Task set →
1 – Answer these from the Terrasson passage:
(a) In what year was Terrasson elected to the Académie française?
(b) What position did he take up in 1721?
(c) Who was his nephew?
2 – In the Terrasson passage, reproduce word for word the part that opens with the words containing "His best-known work" and closes with "Schikaneder's Magic Flute.".

Exercise passage →
▼

Jean Terrasson (31 January 1670 – 15 September 1750), often referred to as the Abbé Terrasson, was a French priest, author and member of the Académie française. The erudite Antoine Terrasson was his nephew.
Jean Terrasson, born in Lyon, was elected a member of the Académie française in 1707. His 1715 Dissertation on Homer's Iliad took the side of the 'moderns' in the quarrel of the Ancients and the Moderns. In 1721 he became Professor of Greek at the College de France.
His best-known work is probably the fantasy novel Life of Sethos, Taken from Private Memoirs of the Ancient Egyptians (1731). This fiction elided Masonic and ancient Egyptian ritual, and served as an inspiration for Mozart and Schikaneder's Magic Flute.

▲

Data shown →
▼

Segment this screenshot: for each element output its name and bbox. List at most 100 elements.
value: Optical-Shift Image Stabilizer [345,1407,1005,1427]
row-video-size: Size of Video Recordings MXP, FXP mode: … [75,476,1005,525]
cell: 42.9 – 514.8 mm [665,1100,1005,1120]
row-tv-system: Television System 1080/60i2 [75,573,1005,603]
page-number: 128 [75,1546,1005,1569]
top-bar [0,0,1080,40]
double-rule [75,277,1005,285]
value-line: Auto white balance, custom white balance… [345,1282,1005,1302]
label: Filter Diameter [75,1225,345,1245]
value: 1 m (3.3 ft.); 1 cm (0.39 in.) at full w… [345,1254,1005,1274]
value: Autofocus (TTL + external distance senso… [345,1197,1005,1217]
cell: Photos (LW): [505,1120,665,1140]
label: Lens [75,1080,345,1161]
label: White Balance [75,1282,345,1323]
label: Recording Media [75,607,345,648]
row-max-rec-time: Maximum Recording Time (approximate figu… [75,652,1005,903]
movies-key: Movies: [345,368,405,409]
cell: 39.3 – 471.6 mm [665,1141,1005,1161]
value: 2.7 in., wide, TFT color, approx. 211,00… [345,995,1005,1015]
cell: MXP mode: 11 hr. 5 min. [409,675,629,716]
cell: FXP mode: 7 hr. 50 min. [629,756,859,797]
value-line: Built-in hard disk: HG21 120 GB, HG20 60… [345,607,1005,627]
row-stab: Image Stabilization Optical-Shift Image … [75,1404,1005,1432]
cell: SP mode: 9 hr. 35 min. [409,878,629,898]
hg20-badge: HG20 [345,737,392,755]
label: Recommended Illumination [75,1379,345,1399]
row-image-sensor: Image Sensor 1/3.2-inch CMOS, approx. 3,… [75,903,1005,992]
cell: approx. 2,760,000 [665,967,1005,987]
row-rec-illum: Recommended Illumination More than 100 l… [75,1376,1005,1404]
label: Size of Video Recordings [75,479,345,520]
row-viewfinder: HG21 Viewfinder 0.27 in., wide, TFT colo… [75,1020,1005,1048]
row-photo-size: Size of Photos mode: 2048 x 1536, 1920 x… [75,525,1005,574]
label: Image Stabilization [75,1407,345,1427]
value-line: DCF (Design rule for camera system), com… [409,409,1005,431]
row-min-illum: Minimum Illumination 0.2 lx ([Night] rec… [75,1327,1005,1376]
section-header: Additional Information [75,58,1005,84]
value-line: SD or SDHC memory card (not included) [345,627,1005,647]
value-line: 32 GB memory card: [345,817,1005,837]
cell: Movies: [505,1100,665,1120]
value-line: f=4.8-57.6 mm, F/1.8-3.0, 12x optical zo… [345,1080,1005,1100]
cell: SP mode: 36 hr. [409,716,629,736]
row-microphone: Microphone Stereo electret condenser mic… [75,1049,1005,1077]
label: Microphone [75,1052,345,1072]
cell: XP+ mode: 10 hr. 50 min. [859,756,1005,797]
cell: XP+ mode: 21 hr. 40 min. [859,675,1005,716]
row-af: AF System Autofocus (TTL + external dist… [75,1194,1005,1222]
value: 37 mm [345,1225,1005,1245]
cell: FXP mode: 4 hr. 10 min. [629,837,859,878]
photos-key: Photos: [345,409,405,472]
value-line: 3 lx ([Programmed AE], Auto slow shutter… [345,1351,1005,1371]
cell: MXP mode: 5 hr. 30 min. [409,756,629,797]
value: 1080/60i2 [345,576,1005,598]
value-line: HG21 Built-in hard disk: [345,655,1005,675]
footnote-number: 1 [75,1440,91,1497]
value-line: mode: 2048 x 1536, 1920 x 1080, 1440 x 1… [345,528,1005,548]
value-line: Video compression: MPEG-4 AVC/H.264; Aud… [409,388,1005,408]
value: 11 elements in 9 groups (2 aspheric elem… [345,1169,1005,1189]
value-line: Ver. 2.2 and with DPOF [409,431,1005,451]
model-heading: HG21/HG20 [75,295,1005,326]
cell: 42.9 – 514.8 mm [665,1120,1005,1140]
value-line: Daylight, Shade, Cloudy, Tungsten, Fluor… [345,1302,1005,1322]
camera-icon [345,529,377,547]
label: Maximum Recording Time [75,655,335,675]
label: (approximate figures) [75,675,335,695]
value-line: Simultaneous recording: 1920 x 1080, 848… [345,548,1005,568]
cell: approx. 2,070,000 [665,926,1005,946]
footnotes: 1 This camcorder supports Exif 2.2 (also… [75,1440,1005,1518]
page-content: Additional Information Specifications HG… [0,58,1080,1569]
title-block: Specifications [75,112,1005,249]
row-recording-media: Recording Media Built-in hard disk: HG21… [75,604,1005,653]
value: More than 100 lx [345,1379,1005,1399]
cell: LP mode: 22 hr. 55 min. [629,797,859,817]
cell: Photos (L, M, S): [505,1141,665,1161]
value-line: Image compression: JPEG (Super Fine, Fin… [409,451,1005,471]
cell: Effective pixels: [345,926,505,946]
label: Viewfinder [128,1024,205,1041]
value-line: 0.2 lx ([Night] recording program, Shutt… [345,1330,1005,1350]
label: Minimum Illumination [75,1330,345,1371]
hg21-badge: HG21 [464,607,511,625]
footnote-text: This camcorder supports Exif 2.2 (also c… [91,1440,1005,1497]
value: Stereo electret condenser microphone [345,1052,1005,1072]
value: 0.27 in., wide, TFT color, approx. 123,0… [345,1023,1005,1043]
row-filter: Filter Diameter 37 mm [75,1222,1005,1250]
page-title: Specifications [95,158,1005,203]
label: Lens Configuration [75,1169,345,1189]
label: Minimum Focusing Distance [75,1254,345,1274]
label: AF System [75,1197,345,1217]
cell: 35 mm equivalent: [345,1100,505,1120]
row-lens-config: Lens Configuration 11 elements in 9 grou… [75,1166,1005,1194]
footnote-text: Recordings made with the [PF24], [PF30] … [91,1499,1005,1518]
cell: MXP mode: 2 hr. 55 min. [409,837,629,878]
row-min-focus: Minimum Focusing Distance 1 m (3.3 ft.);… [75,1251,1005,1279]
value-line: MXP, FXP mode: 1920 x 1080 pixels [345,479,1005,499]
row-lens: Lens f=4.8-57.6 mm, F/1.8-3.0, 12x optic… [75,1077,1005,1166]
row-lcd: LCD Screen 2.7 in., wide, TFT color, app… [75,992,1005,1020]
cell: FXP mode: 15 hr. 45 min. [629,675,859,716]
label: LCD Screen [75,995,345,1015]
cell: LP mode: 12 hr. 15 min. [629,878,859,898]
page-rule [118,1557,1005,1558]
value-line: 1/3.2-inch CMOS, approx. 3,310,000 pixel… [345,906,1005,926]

▲

Problem solutions →
1 –
(a) 1707
(b) Professor of Greek at the College de France
(c) Antoine Terrasson

2 –
His best-known work is probably the fantasy novel Life of Sethos, Taken from Private Memoirs of the Ancient Egyptians (1731). This fiction elided Masonic and ancient Egyptian ritual, and served as an inspiration for Mozart and Schikaneder's Magic Flute.